▸ YOUR GOAL: Transcribe the part of the text below on deploying the semantic search backend that lies between "Before proceeding further, wait" and "the API values.", inclusive.

▸ TEXT BLOCK:
Next, we'll create a link to deploy a CloudFormation stack for our SAM application. Execute the following code block to generate a web link.

### Note: Click the generated link to deploy new CloudFormation template for Lambda and API Gateway. Mark all the checkboxes at the end of the form and click "Create Stack".

In [None]:
s3_resource.Object(bucket, 'backend/template.yaml').upload_file('./backend/template.yaml', ExtraArgs={'ACL':'public-read'})


sam_template_url = f'https://{bucket}.s3.amazonaws.com/backend/template.yaml'
print("cloudformation template url:" + sam_template_url)


# Generate the CloudFormation Quick Create Link

print("Click the URL below to create the backend API for semantic search:\n")
print((
    'https://console.aws.amazon.com/cloudformation/home?region=us-east-1#/stacks/create/review'
    f'?templateURL={sam_template_url}'
    '&stackName=semantic-search-api'
    f'&param_BucketName={outputs["s3BucketTraining"]}'
    f'&param_DomainName={outputs["OpenSearchDomainName"]}'
    f'&param_ElasticSearchURL={outputs["OpenSearchDomainEndpoint"]}'
    f'&param_SagemakerEndpoint={predictor.endpoint}'
    f'&param_LambdaZipFile={lambda_zip_url}'
))

### 10. Wait for the CloudFormation stack to complete.
Before proceeding further, wait for the CloudFormation stack to become complete. The status should change to "CREATE_COMPLETE".

### 11. Update the front end config

Next, we need to update the config of the front end with the API values.

In [None]:
import json

cfn = boto3.client('cloudformation')

def get_cfn_outputs(stackname):
    outputs = {}
    for output in cfn.describe_stacks(StackName=stackname)['Stacks'][0]['Outputs']:
        outputs[output['OutputKey']] = output['OutputValue']
    return outputs

api_endpoint = get_cfn_outputs('semantic-search-api')['TextSimilarityApi']

with open('./frontend/src/config/config.json', 'w') as outfile:
    json.dump({'apiEndpoint': api_endpoint}, outfile)

▸ SUPPLIED ENTRIES:

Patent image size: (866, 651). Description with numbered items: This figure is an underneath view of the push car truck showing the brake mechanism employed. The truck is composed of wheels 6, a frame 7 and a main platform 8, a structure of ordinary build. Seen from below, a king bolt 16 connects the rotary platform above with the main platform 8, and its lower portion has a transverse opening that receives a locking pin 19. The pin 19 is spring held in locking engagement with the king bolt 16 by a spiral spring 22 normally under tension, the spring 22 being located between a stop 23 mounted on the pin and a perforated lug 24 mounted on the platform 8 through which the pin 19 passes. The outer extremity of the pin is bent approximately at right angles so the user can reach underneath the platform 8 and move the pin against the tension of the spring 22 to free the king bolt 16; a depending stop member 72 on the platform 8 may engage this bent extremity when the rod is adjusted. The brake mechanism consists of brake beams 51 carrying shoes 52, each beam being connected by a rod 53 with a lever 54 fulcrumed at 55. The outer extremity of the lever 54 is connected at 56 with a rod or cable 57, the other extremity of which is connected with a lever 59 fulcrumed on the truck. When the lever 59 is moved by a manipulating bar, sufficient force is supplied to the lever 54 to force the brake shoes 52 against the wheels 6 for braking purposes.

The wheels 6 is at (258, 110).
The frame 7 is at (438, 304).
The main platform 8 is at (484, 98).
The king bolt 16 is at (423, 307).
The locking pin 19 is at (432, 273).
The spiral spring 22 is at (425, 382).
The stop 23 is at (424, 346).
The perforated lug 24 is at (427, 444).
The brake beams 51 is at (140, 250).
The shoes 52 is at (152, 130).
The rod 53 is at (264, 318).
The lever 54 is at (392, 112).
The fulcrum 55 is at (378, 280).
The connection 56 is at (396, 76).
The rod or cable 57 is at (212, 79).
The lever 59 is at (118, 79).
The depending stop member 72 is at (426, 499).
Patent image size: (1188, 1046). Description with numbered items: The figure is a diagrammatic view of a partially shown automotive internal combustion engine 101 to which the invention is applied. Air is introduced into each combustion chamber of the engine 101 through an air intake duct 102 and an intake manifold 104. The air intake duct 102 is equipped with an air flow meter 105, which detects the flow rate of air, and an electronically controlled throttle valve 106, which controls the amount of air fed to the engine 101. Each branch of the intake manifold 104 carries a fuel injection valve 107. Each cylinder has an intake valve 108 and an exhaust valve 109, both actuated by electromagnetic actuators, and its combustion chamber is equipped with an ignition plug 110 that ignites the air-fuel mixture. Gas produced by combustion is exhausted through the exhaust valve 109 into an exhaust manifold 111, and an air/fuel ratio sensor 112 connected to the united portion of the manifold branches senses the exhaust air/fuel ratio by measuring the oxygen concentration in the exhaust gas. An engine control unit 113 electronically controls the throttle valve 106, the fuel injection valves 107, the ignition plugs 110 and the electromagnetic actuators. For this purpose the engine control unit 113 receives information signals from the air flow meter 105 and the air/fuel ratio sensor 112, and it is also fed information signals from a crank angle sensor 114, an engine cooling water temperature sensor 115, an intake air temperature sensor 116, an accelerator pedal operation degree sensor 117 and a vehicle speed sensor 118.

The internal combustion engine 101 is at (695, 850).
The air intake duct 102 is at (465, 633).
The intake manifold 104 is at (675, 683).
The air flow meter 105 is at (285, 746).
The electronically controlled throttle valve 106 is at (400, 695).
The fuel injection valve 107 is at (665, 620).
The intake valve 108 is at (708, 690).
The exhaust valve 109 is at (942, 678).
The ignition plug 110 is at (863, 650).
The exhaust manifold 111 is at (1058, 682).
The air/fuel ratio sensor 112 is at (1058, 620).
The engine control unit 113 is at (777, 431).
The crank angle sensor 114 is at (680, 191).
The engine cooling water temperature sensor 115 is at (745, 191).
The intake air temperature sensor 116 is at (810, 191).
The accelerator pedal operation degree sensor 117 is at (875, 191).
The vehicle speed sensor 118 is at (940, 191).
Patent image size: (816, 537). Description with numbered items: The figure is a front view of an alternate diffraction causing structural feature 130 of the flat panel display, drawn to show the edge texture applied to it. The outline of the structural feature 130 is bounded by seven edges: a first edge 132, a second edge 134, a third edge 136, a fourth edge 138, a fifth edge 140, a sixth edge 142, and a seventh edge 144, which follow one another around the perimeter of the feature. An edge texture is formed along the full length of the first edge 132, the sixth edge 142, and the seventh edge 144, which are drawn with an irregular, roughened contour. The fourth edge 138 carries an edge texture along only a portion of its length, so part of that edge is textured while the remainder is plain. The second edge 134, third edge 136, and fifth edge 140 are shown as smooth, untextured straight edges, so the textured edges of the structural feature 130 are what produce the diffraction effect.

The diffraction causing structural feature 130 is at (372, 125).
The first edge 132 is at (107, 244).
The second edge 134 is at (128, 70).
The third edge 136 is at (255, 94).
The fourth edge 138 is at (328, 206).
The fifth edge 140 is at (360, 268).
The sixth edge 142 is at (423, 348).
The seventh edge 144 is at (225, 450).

▸ WRITTEN SOLUTION:
Before proceeding further, wait for the CloudFormation stack to become complete. The status should change to "CREATE_COMPLETE".

### 11. Update the front end config

Next, we need to update the config of the front end with the API values.